**Exercise details**: In the passage below about the U.N. General Assembly vote of Dec. 16, how many members abstained on draft resolution I?

**Source extract**:
“The Ukrainian vote against the U.N. resolution against Nazism was motivated by sympathy for the ideology of historic, genocidal active Nazis. It is as simple as that, writes Craig Murray.
This is verbatim from the official report of the U.N. General Assembly plenary of Dec. 16:
“The Assembly next took up the report on ‘Elimination of racism, racial discrimination, xenophobia and related intolerance,’ containing two draft resolutions.
“By a recorded vote of 130 in favour to2 against (Ukraine, United States), with 49 abstentions, the Assembly then adopted draft resolution I, ‘Combating glorification of Nazism, neo-Nazism and other practices that contribute to fuelling contemporary forms of racism, racial discrimination, xenophobia and related intolerance’.

**Source data**:
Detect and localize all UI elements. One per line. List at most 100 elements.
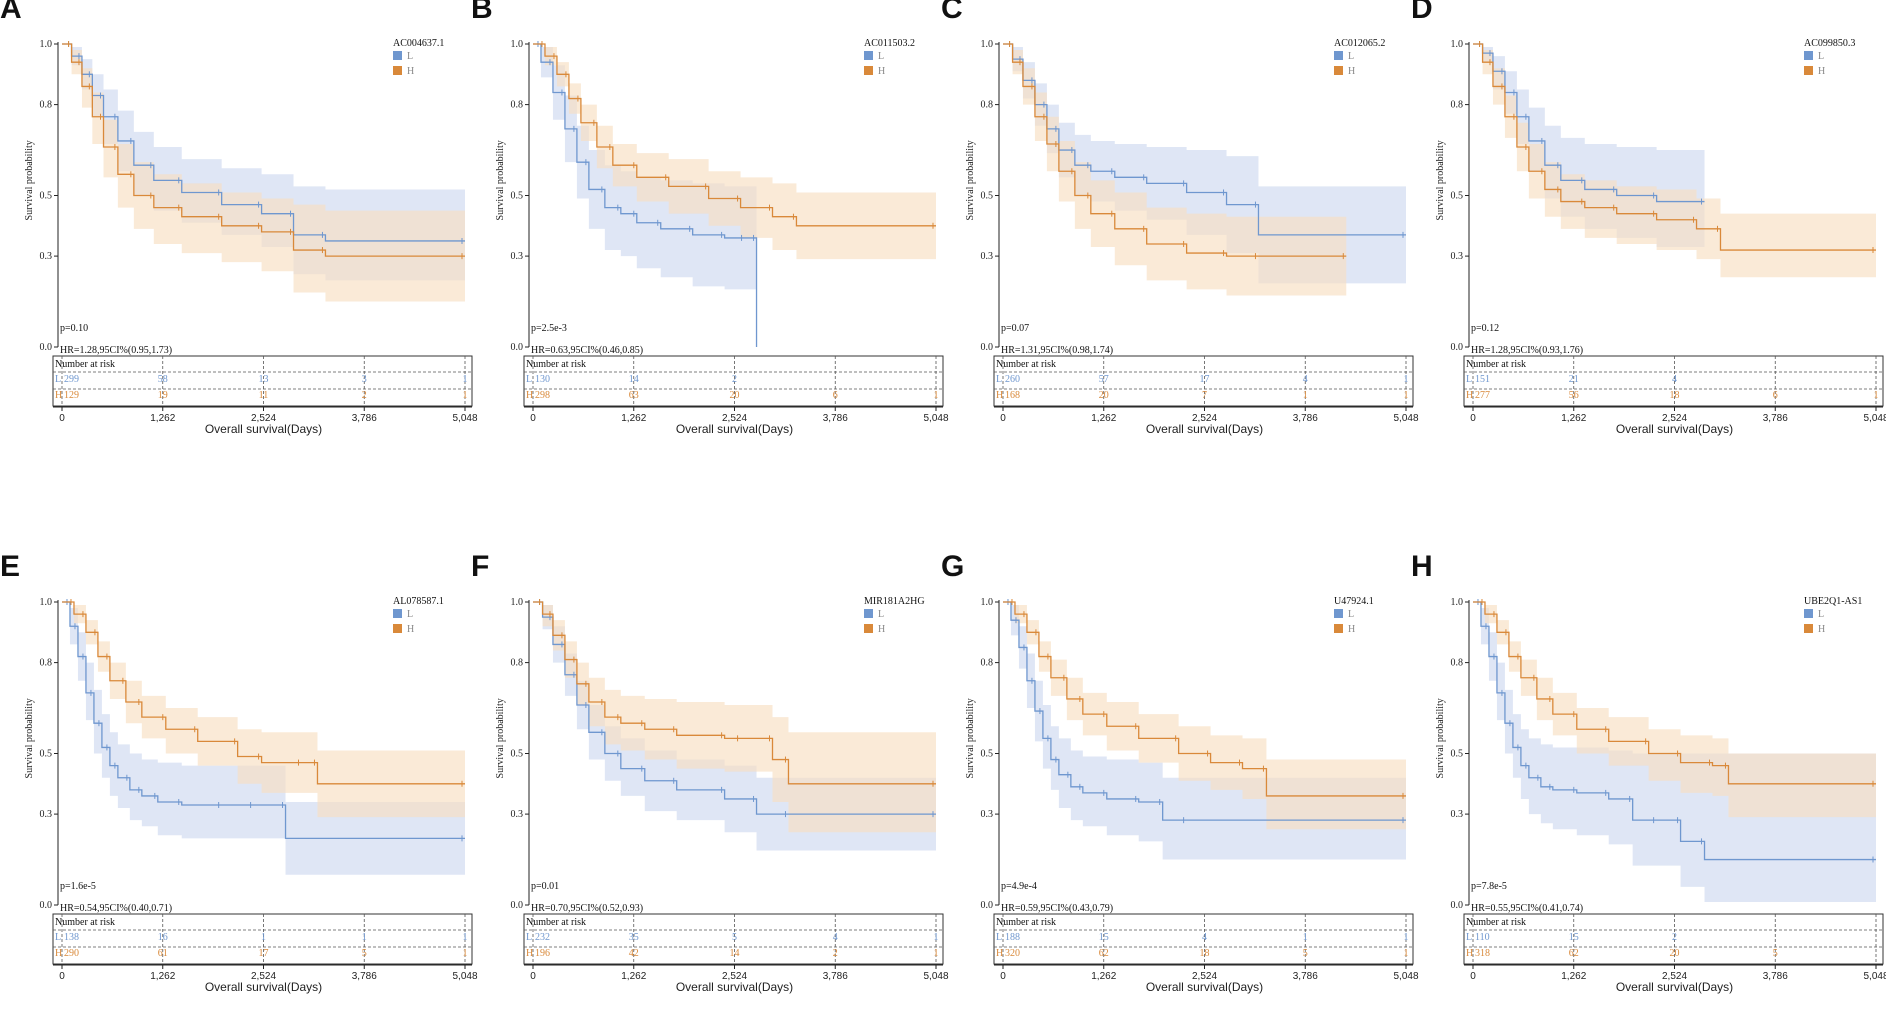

**Solution below**: 49